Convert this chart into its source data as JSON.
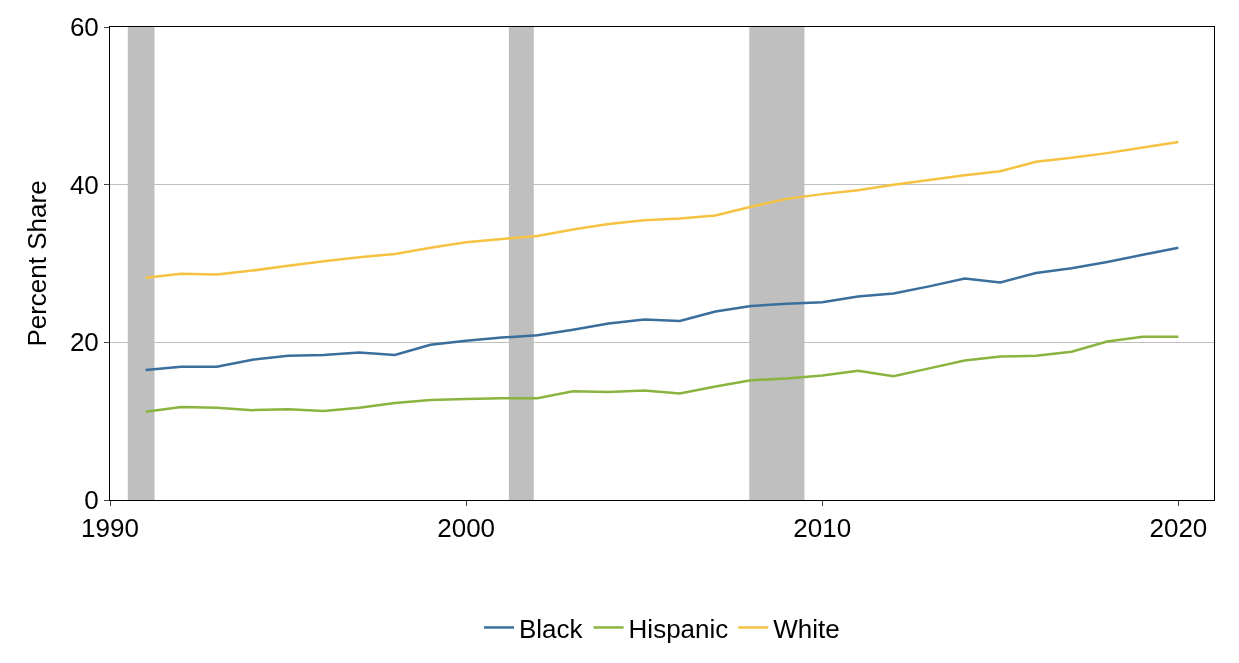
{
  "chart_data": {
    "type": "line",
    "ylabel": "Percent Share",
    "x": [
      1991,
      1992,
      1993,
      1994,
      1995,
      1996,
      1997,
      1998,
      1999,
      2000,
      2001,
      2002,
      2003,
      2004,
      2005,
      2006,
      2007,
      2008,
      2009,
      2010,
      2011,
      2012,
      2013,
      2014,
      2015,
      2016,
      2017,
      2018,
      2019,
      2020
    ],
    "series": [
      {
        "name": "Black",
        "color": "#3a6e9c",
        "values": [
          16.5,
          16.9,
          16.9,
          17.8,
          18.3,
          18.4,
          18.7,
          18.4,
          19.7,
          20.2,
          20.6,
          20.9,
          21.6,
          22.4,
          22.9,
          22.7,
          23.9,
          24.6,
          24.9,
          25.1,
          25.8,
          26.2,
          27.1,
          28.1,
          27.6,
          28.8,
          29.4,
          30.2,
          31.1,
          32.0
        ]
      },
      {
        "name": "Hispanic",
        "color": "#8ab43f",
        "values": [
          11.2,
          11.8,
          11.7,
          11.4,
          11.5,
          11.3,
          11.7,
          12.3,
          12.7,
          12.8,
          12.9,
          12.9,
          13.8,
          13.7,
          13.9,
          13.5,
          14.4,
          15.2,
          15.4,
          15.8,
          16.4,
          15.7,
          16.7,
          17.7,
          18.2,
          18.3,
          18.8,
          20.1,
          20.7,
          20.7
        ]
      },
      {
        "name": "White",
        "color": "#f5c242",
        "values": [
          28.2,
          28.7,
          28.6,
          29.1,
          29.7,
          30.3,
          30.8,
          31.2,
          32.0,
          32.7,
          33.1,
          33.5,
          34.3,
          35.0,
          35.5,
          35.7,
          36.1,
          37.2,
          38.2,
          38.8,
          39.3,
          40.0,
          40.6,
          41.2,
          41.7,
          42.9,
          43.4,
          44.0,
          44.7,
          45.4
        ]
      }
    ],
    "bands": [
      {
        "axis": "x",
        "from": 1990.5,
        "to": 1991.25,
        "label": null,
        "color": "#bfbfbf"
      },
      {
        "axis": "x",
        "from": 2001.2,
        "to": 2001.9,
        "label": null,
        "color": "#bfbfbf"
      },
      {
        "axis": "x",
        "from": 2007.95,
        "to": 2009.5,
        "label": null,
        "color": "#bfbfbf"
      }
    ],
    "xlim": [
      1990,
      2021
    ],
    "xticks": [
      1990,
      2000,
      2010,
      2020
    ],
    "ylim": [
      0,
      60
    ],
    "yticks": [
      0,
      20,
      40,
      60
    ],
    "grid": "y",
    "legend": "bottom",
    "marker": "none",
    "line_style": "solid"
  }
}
◇ ◇ ◇ ◇ ◇
EXERCISE INSTRUCTIONS: Your task is to gather every line with the word "name" and copy it.

FINAL ANSWER:
        "name": "Black",
        "name": "Hispanic",
        "name": "White",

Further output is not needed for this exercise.